Seek out every line containing the word "ninnovaatioihin", and copy each.

┌─ DATA FOR PROCESSING

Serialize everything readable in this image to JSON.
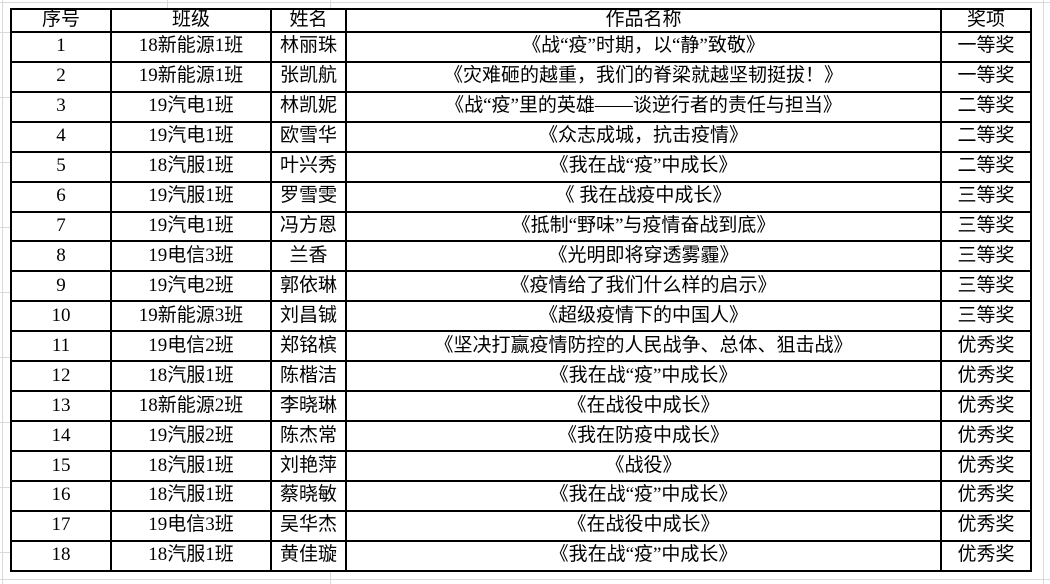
{
  "table": {
    "headers": [
      "序号",
      "班级",
      "姓名",
      "作品名称",
      "奖项"
    ],
    "rows": [
      [
        "1",
        "18新能源1班",
        "林丽珠",
        "《战“疫”时期，以“静”致敬》",
        "一等奖"
      ],
      [
        "2",
        "19新能源1班",
        "张凯航",
        "《灾难砸的越重，我们的脊梁就越坚韧挺拔！》",
        "一等奖"
      ],
      [
        "3",
        "19汽电1班",
        "林凯妮",
        "《战“疫”里的英雄——谈逆行者的责任与担当》",
        "二等奖"
      ],
      [
        "4",
        "19汽电1班",
        "欧雪华",
        "《众志成城，抗击疫情》",
        "二等奖"
      ],
      [
        "5",
        "18汽服1班",
        "叶兴秀",
        "《我在战“疫”中成长》",
        "二等奖"
      ],
      [
        "6",
        "19汽服1班",
        "罗雪雯",
        "《 我在战疫中成长》",
        "三等奖"
      ],
      [
        "7",
        "19汽电1班",
        "冯方恩",
        "《抵制“野味”与疫情奋战到底》",
        "三等奖"
      ],
      [
        "8",
        "19电信3班",
        "兰香",
        "《光明即将穿透雾霾》",
        "三等奖"
      ],
      [
        "9",
        "19汽电2班",
        "郭依琳",
        "《疫情给了我们什么样的启示》",
        "三等奖"
      ],
      [
        "10",
        "19新能源3班",
        "刘昌铖",
        "《超级疫情下的中国人》",
        "三等奖"
      ],
      [
        "11",
        "19电信2班",
        "郑铭槟",
        "《坚决打赢疫情防控的人民战争、总体、狙击战》",
        "优秀奖"
      ],
      [
        "12",
        "18汽服1班",
        "陈楷洁",
        "《我在战“疫”中成长》",
        "优秀奖"
      ],
      [
        "13",
        "18新能源2班",
        "李晓琳",
        "《在战役中成长》",
        "优秀奖"
      ],
      [
        "14",
        "19汽服2班",
        "陈杰常",
        "《我在防疫中成长》",
        "优秀奖"
      ],
      [
        "15",
        "18汽服1班",
        "刘艳萍",
        "《战役》",
        "优秀奖"
      ],
      [
        "16",
        "18汽服1班",
        "蔡晓敏",
        "《我在战“疫”中成长》",
        "优秀奖"
      ],
      [
        "17",
        "19电信3班",
        "吴华杰",
        "《在战役中成长》",
        "优秀奖"
      ],
      [
        "18",
        "18汽服1班",
        "黄佳璇",
        "《我在战“疫”中成长》",
        "优秀奖"
      ]
    ]
  },
  "colors": {
    "table_border": "#000000",
    "text": "#000000",
    "background": "#ffffff",
    "gridline": "#d9d9d9"
  }
}
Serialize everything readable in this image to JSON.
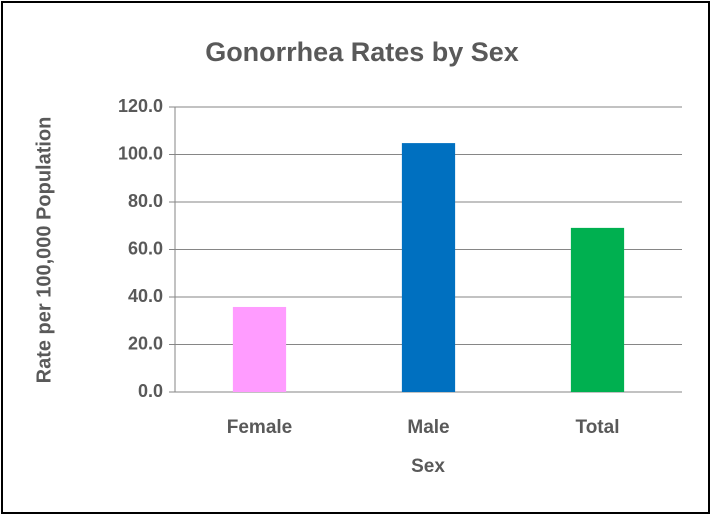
{
  "chart_data": {
    "type": "bar",
    "title": "Gonorrhea Rates by Sex",
    "x_label": "Sex",
    "y_label": "Rate per 100,000 Population",
    "categories": [
      "Female",
      "Male",
      "Total"
    ],
    "values": [
      35.8,
      104.8,
      69.1
    ],
    "colors": [
      "#ff9cff",
      "#0070c0",
      "#00b050"
    ],
    "ylim": [
      0,
      120
    ],
    "yticks": [
      {
        "value": 0,
        "label": "0.0"
      },
      {
        "value": 20,
        "label": "20.0"
      },
      {
        "value": 40,
        "label": "40.0"
      },
      {
        "value": 60,
        "label": "60.0"
      },
      {
        "value": 80,
        "label": "80.0"
      },
      {
        "value": 100,
        "label": "100.0"
      },
      {
        "value": 120,
        "label": "120.0"
      }
    ],
    "grid": true
  }
}
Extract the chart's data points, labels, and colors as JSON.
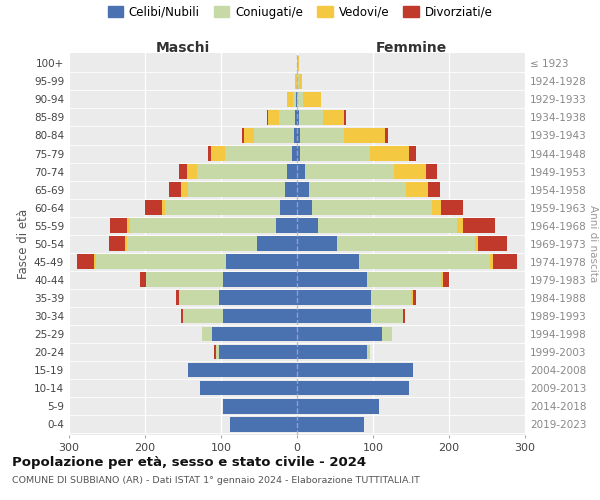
{
  "age_groups": [
    "0-4",
    "5-9",
    "10-14",
    "15-19",
    "20-24",
    "25-29",
    "30-34",
    "35-39",
    "40-44",
    "45-49",
    "50-54",
    "55-59",
    "60-64",
    "65-69",
    "70-74",
    "75-79",
    "80-84",
    "85-89",
    "90-94",
    "95-99",
    "100+"
  ],
  "birth_years": [
    "2019-2023",
    "2014-2018",
    "2009-2013",
    "2004-2008",
    "1999-2003",
    "1994-1998",
    "1989-1993",
    "1984-1988",
    "1979-1983",
    "1974-1978",
    "1969-1973",
    "1964-1968",
    "1959-1963",
    "1954-1958",
    "1949-1953",
    "1944-1948",
    "1939-1943",
    "1934-1938",
    "1929-1933",
    "1924-1928",
    "≤ 1923"
  ],
  "colors": {
    "celibi": "#4a72b0",
    "coniugati": "#c8d9a8",
    "vedovi": "#f5c842",
    "divorziati": "#c0392b"
  },
  "maschi": {
    "celibi": [
      88,
      98,
      128,
      143,
      103,
      112,
      98,
      103,
      97,
      93,
      52,
      28,
      22,
      16,
      13,
      7,
      4,
      2,
      1,
      0,
      0
    ],
    "coniugati": [
      0,
      0,
      0,
      0,
      4,
      13,
      52,
      52,
      102,
      172,
      172,
      192,
      152,
      128,
      118,
      88,
      52,
      22,
      4,
      0,
      0
    ],
    "vedovi": [
      0,
      0,
      0,
      0,
      0,
      0,
      0,
      0,
      0,
      2,
      2,
      4,
      4,
      8,
      14,
      18,
      14,
      14,
      8,
      2,
      0
    ],
    "divorziati": [
      0,
      0,
      0,
      0,
      2,
      0,
      2,
      4,
      8,
      22,
      22,
      22,
      22,
      16,
      10,
      4,
      2,
      2,
      0,
      0,
      0
    ]
  },
  "femmine": {
    "celibi": [
      88,
      108,
      148,
      153,
      92,
      112,
      98,
      98,
      92,
      82,
      52,
      28,
      20,
      16,
      10,
      4,
      4,
      2,
      0,
      0,
      0
    ],
    "coniugati": [
      0,
      0,
      0,
      0,
      4,
      13,
      42,
      52,
      98,
      172,
      182,
      182,
      158,
      128,
      118,
      92,
      58,
      32,
      8,
      2,
      0
    ],
    "vedovi": [
      0,
      0,
      0,
      0,
      0,
      0,
      0,
      2,
      2,
      4,
      4,
      8,
      12,
      28,
      42,
      52,
      54,
      28,
      24,
      4,
      2
    ],
    "divorziati": [
      0,
      0,
      0,
      0,
      0,
      0,
      2,
      4,
      8,
      32,
      38,
      42,
      28,
      16,
      14,
      8,
      4,
      2,
      0,
      0,
      0
    ]
  },
  "title": "Popolazione per età, sesso e stato civile - 2024",
  "subtitle": "COMUNE DI SUBBIANO (AR) - Dati ISTAT 1° gennaio 2024 - Elaborazione TUTTITALIA.IT",
  "xlabel_left": "Maschi",
  "xlabel_right": "Femmine",
  "ylabel_left": "Fasce di età",
  "ylabel_right": "Anni di nascita",
  "xlim": 300,
  "legend_labels": [
    "Celibi/Nubili",
    "Coniugati/e",
    "Vedovi/e",
    "Divorziati/e"
  ]
}
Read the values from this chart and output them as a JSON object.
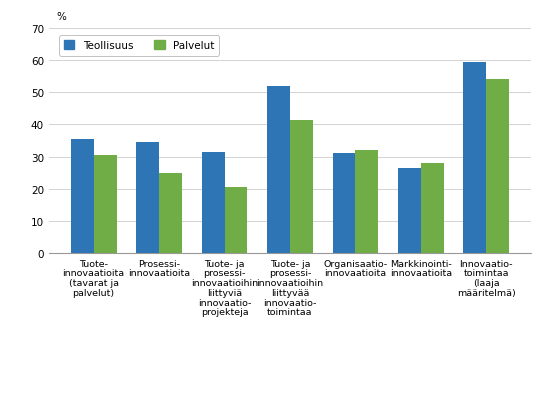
{
  "categories": [
    "Tuote-\ninnovaatioita\n(tavarat ja\npalvelut)",
    "Prosessi-\ninnovaatioita",
    "Tuote- ja\nprosessi-\ninnovaatioihin\nliittyviä\ninnovaatio-\nprojekteja",
    "Tuote- ja\nprosessi-\ninnovaatioihin\nliittyvää\ninnovaatio-\ntoimintaa",
    "Organisaatio-\ninnovaatioita",
    "Markkinointi-\ninnovaatioita",
    "Innovaatio-\ntoimintaa\n(laaja\nmääritelmä)"
  ],
  "teollisuus": [
    35.5,
    34.5,
    31.5,
    52.0,
    31.0,
    26.5,
    59.5
  ],
  "palvelut": [
    30.5,
    25.0,
    20.5,
    41.5,
    32.0,
    28.0,
    54.0
  ],
  "teollisuus_color": "#2E75B6",
  "palvelut_color": "#70AD47",
  "percent_label": "%",
  "ylim": [
    0,
    70
  ],
  "yticks": [
    0,
    10,
    20,
    30,
    40,
    50,
    60,
    70
  ],
  "legend_teollisuus": "Teollisuus",
  "legend_palvelut": "Palvelut",
  "bar_width": 0.35,
  "tick_fontsize": 7.5,
  "label_fontsize": 6.8
}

└─

### WRITTEN RESPONSE
    "Tuote- ja\nprosessi-\ninnovaatioihin\nliittyviä\ninnovaatio-\nprojekteja",
    "Tuote- ja\nprosessi-\ninnovaatioihin\nliittyvää\ninnovaatio-\ntoimintaa",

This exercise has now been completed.